# Description of the task:
Give all of the lines again exactly as they read.

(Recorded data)
-------
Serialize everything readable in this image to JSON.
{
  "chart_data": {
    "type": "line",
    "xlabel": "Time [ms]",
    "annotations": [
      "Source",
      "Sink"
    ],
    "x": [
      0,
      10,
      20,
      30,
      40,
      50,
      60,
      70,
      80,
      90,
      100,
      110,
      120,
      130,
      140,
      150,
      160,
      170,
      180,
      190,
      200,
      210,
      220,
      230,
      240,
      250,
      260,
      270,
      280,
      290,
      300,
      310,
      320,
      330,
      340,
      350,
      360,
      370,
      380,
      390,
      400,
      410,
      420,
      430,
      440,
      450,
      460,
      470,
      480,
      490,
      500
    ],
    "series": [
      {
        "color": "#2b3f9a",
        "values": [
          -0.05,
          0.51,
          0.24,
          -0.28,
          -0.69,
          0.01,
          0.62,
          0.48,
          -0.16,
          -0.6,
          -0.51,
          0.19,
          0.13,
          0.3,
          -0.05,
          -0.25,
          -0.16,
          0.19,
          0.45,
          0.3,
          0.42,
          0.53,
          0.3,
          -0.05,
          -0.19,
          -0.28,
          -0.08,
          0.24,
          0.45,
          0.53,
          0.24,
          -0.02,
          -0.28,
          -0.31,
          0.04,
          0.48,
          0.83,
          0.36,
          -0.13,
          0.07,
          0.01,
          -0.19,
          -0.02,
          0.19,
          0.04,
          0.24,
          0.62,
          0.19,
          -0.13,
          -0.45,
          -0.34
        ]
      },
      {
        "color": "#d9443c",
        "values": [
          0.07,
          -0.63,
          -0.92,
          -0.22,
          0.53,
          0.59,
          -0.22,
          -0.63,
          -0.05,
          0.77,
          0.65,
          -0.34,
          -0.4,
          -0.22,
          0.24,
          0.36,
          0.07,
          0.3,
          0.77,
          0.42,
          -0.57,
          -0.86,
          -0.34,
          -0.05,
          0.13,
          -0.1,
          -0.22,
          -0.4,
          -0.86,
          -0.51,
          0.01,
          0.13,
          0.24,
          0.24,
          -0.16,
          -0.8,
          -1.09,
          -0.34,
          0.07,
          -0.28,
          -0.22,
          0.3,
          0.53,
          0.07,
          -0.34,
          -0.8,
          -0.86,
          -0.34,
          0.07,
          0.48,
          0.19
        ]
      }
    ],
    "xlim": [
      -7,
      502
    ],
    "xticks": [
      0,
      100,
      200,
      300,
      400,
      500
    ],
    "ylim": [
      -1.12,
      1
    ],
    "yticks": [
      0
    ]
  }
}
-------
# Problem solution:
Serialize everything readable in this image to JSON.
{
  "chart_data": {
    "type": "line",
    "xlabel": "Time [ms]",
    "annotations": [
      "Source",
      "Sink"
    ],
    "x": [
      0,
      10,
      20,
      30,
      40,
      50,
      60,
      70,
      80,
      90,
      100,
      110,
      120,
      130,
      140,
      150,
      160,
      170,
      180,
      190,
      200,
      210,
      220,
      230,
      240,
      250,
      260,
      270,
      280,
      290,
      300,
      310,
      320,
      330,
      340,
      350,
      360,
      370,
      380,
      390,
      400,
      410,
      420,
      430,
      440,
      450,
      460,
      470,
      480,
      490,
      500
    ],
    "series": [
      {
        "color": "#2b3f9a",
        "values": [
          -0.05,
          0.51,
          0.24,
          -0.28,
          -0.69,
          0.01,
          0.62,
          0.48,
          -0.16,
          -0.6,
          -0.51,
          0.19,
          0.13,
          0.3,
          -0.05,
          -0.25,
          -0.16,
          0.19,
          0.45,
          0.3,
          0.42,
          0.53,
          0.3,
          -0.05,
          -0.19,
          -0.28,
          -0.08,
          0.24,
          0.45,
          0.53,
          0.24,
          -0.02,
          -0.28,
          -0.31,
          0.04,
          0.48,
          0.83,
          0.36,
          -0.13,
          0.07,
          0.01,
          -0.19,
          -0.02,
          0.19,
          0.04,
          0.24,
          0.62,
          0.19,
          -0.13,
          -0.45,
          -0.34
        ]
      },
      {
        "color": "#d9443c",
        "values": [
          0.07,
          -0.63,
          -0.92,
          -0.22,
          0.53,
          0.59,
          -0.22,
          -0.63,
          -0.05,
          0.77,
          0.65,
          -0.34,
          -0.4,
          -0.22,
          0.24,
          0.36,
          0.07,
          0.3,
          0.77,
          0.42,
          -0.57,
          -0.86,
          -0.34,
          -0.05,
          0.13,
          -0.1,
          -0.22,
          -0.4,
          -0.86,
          -0.51,
          0.01,
          0.13,
          0.24,
          0.24,
          -0.16,
          -0.8,
          -1.09,
          -0.34,
          0.07,
          -0.28,
          -0.22,
          0.3,
          0.53,
          0.07,
          -0.34,
          -0.8,
          -0.86,
          -0.34,
          0.07,
          0.48,
          0.19
        ]
      }
    ],
    "xlim": [
      -7,
      502
    ],
    "xticks": [
      0,
      100,
      200,
      300,
      400,
      500
    ],
    "ylim": [
      -1.12,
      1
    ],
    "yticks": [
      0
    ]
  }
}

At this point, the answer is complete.